» **Exercise directions**: Transcribe each of the records below exactly, excluding all pictures.

» **Provided material**:
****************************************
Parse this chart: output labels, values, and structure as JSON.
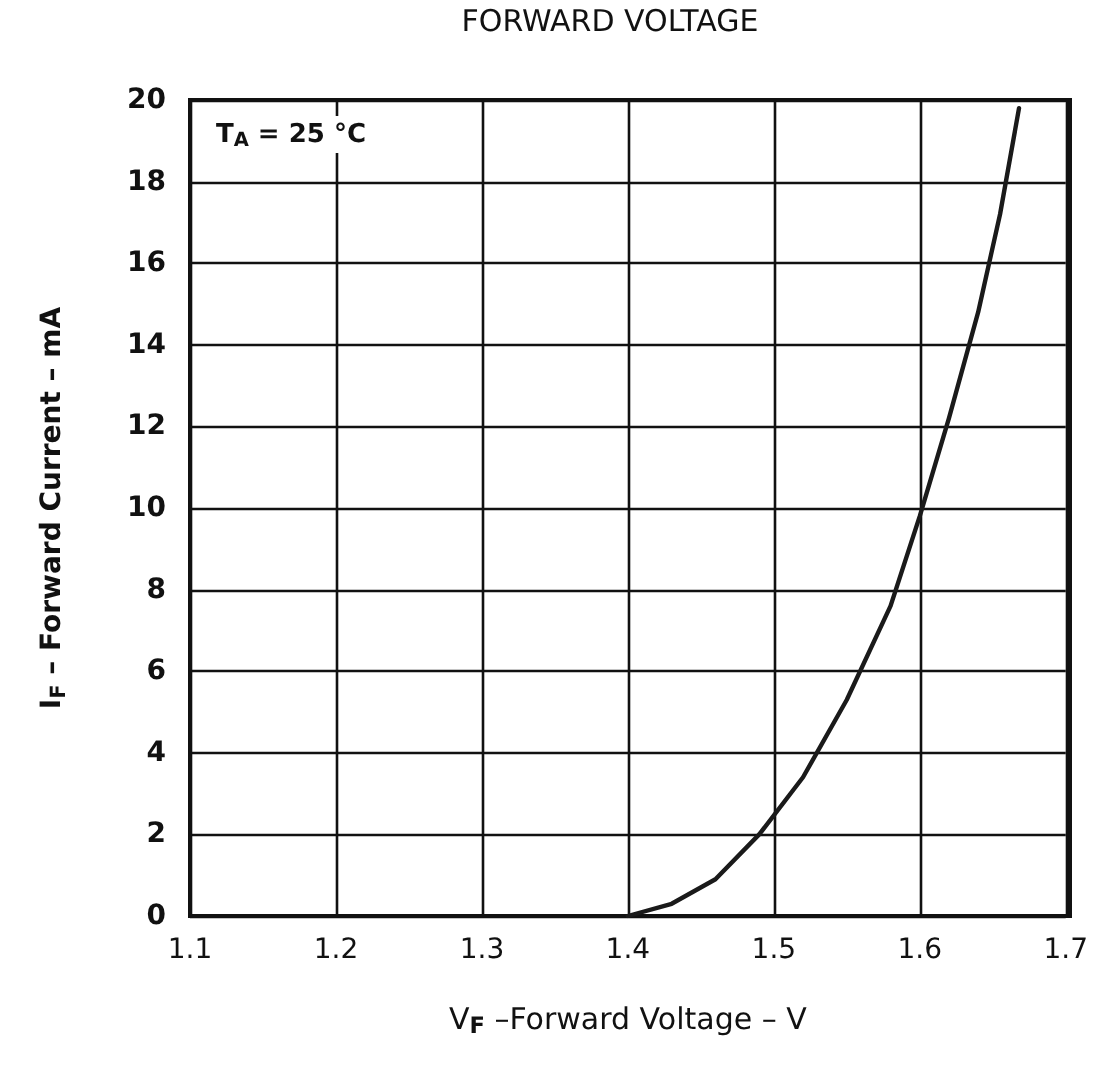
{
  "chart_data": {
    "type": "line",
    "title": "FORWARD VOLTAGE",
    "xlabel": "V$_{F}$ –Forward Voltage – V",
    "ylabel": "I$_{F}$ – Forward Current – mA",
    "annotations": [
      "T$_{A}$ = 25 °C"
    ],
    "series": [
      {
        "color": "#1a1a1a",
        "x": [
          1.4,
          1.43,
          1.46,
          1.49,
          1.52,
          1.55,
          1.58,
          1.6,
          1.62,
          1.64,
          1.655,
          1.668
        ],
        "values": [
          0,
          0.3,
          0.9,
          2,
          3.4,
          5.3,
          7.6,
          9.8,
          12.2,
          14.8,
          17.2,
          19.8
        ]
      }
    ],
    "xlim": [
      1.1,
      1.7
    ],
    "xticks": [
      1.1,
      1.2,
      1.3,
      1.4,
      1.5,
      1.6,
      1.7
    ],
    "ylim": [
      0,
      20
    ],
    "yticks": [
      0,
      2,
      4,
      6,
      8,
      10,
      12,
      14,
      16,
      18,
      20
    ],
    "grid": true,
    "marker": "none",
    "line_style": "solid"
  }
}
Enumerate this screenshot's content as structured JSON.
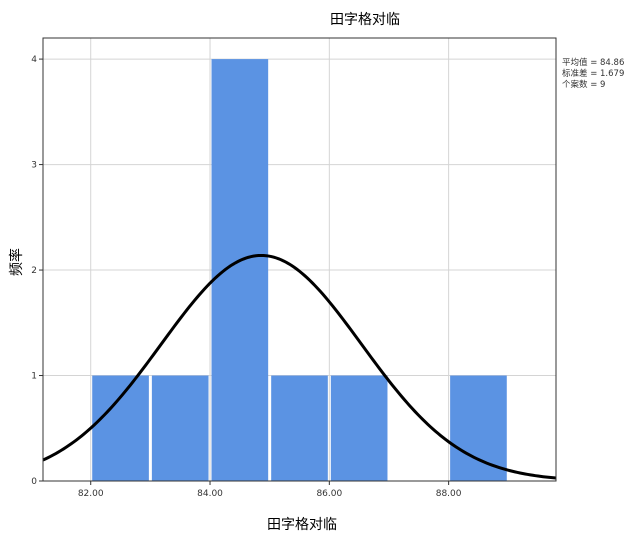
{
  "chart_data": {
    "type": "bar",
    "title": "田字格对临",
    "xlabel": "田字格对临",
    "ylabel": "频率",
    "bin_edges": [
      82,
      83,
      84,
      85,
      86,
      87,
      88,
      89
    ],
    "values": [
      1,
      1,
      4,
      1,
      1,
      0,
      1
    ],
    "x_ticks": [
      "82.00",
      "84.00",
      "86.00",
      "88.00"
    ],
    "x_tick_values": [
      82,
      84,
      86,
      88
    ],
    "y_ticks": [
      "0",
      "1",
      "2",
      "3",
      "4"
    ],
    "xlim": [
      81.2,
      89.8
    ],
    "ylim": [
      0,
      4.2
    ],
    "grid": true,
    "bar_color": "#5b93e3",
    "curve_color": "#000000",
    "normal_curve": {
      "mean": 84.86,
      "std": 1.679,
      "n": 9,
      "bin_width": 1
    },
    "stats_text": [
      "平均值 = 84.86",
      "标准差 = 1.679",
      "个案数 = 9"
    ]
  }
}
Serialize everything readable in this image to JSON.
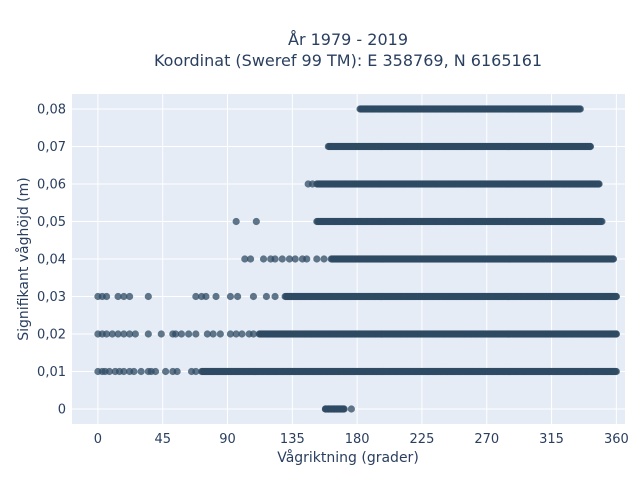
****************************************
» **Expected output**:
Parse this chart: output labels, values, and structure as JSON.
{
  "chart_data": {
    "type": "line",
    "title": "FORWARD VOLTAGE",
    "xlabel": "V$_{F}$ –Forward Voltage – V",
    "ylabel": "I$_{F}$ – Forward Current – mA",
    "annotations": [
      "T$_{A}$ = 25 °C"
    ],
    "series": [
      {
        "color": "#1a1a1a",
        "x": [
          1.4,
          1.43,
          1.46,
          1.49,
          1.52,
          1.55,
          1.58,
          1.6,
          1.62,
          1.64,
          1.655,
          1.668
        ],
        "values": [
          0,
          0.3,
          0.9,
          2,
          3.4,
          5.3,
          7.6,
          9.8,
          12.2,
          14.8,
          17.2,
          19.8
        ]
      }
    ],
    "xlim": [
      1.1,
      1.7
    ],
    "xticks": [
      1.1,
      1.2,
      1.3,
      1.4,
      1.5,
      1.6,
      1.7
    ],
    "ylim": [
      0,
      20
    ],
    "yticks": [
      0,
      2,
      4,
      6,
      8,
      10,
      12,
      14,
      16,
      18,
      20
    ],
    "grid": true,
    "marker": "none",
    "line_style": "solid"
  }
}
Enumerate this screenshot's content as structured JSON.
{
  "chart_data": {
    "type": "bar",
    "title": "田字格对临",
    "xlabel": "田字格对临",
    "ylabel": "频率",
    "bin_edges": [
      82,
      83,
      84,
      85,
      86,
      87,
      88,
      89
    ],
    "values": [
      1,
      1,
      4,
      1,
      1,
      0,
      1
    ],
    "x_ticks": [
      "82.00",
      "84.00",
      "86.00",
      "88.00"
    ],
    "x_tick_values": [
      82,
      84,
      86,
      88
    ],
    "y_ticks": [
      "0",
      "1",
      "2",
      "3",
      "4"
    ],
    "xlim": [
      81.2,
      89.8
    ],
    "ylim": [
      0,
      4.2
    ],
    "grid": true,
    "bar_color": "#5b93e3",
    "curve_color": "#000000",
    "normal_curve": {
      "mean": 84.86,
      "std": 1.679,
      "n": 9,
      "bin_width": 1
    },
    "stats_text": [
      "平均值 = 84.86",
      "标准差 = 1.679",
      "个案数 = 9"
    ]
  }
}
Serialize everything readable in this image to JSON.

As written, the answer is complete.